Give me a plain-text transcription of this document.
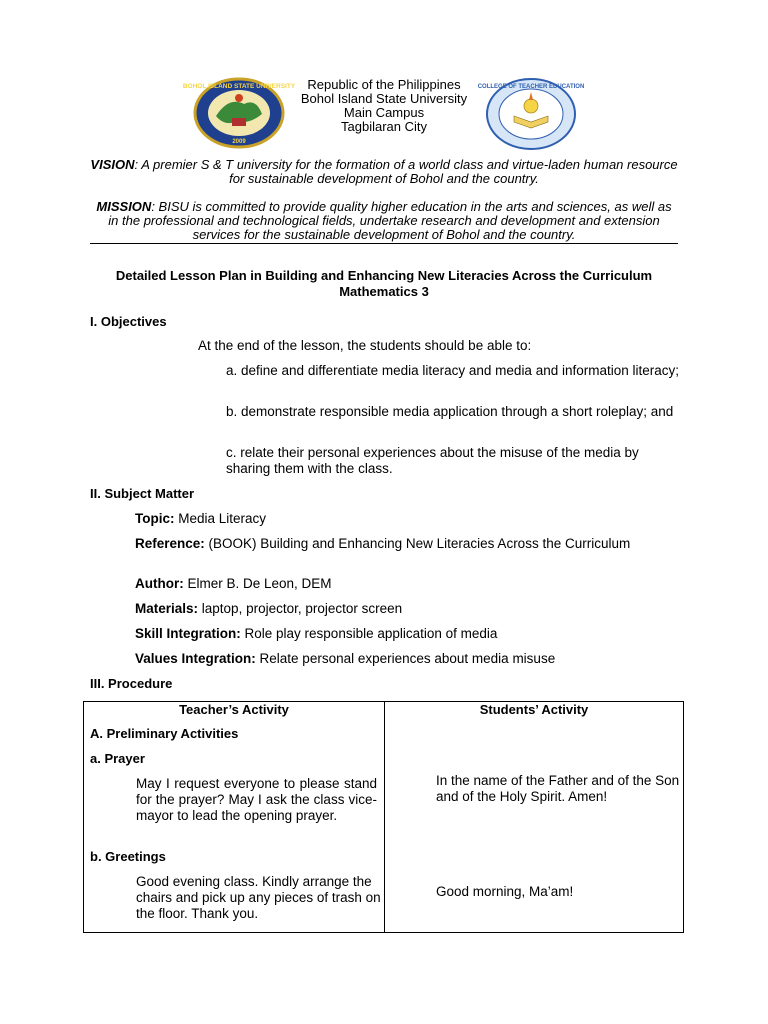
BOHOL ISLAND STATE UNIVERSITY
2009
Republic of the Philippines
Bohol Island State University
Main Campus
Tagbilaran City
COLLEGE OF TEACHER EDUCATION
VISION: A premier S & T university for the formation of a world class and virtue-laden human resource for sustainable development of Bohol and the country.
MISSION: BISU is committed to provide quality higher education in the arts and sciences, as well as in the professional and technological fields, undertake research and development and extension services for the sustainable development of Bohol and the country.
Detailed Lesson Plan in Building and Enhancing New Literacies Across the Curriculum Mathematics 3
I. Objectives
At the end of the lesson, the students should be able to:
a. define and differentiate media literacy and media and information literacy;
b. demonstrate responsible media application through a short roleplay; and
c. relate their personal experiences about the misuse of the media by sharing them with the class.
II. Subject Matter
Topic: Media Literacy
Reference: (BOOK) Building and Enhancing New Literacies Across the Curriculum
Author: Elmer B. De Leon, DEM
Materials: laptop, projector, projector screen
Skill Integration: Role play responsible application of media
Values Integration: Relate personal experiences about media misuse
III. Procedure
Teacher’s Activity	Students’ Activity
A. Preliminary Activities
a. Prayer
May I request everyone to please stand for the prayer? May I ask the class vice-mayor to lead the opening prayer.
In the name of the Father and of the Son and of the Holy Spirit. Amen!
b. Greetings
Good evening class. Kindly arrange the chairs and pick up any pieces of trash on the floor. Thank you.
Good morning, Ma’am!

Task details
Using the entries above, return each line that includes the word "Literacies".

Exercise answer
Detailed Lesson Plan in Building and Enhancing New Literacies Across the Curriculum Mathematics 3
Reference: (BOOK) Building and Enhancing New Literacies Across the Curriculum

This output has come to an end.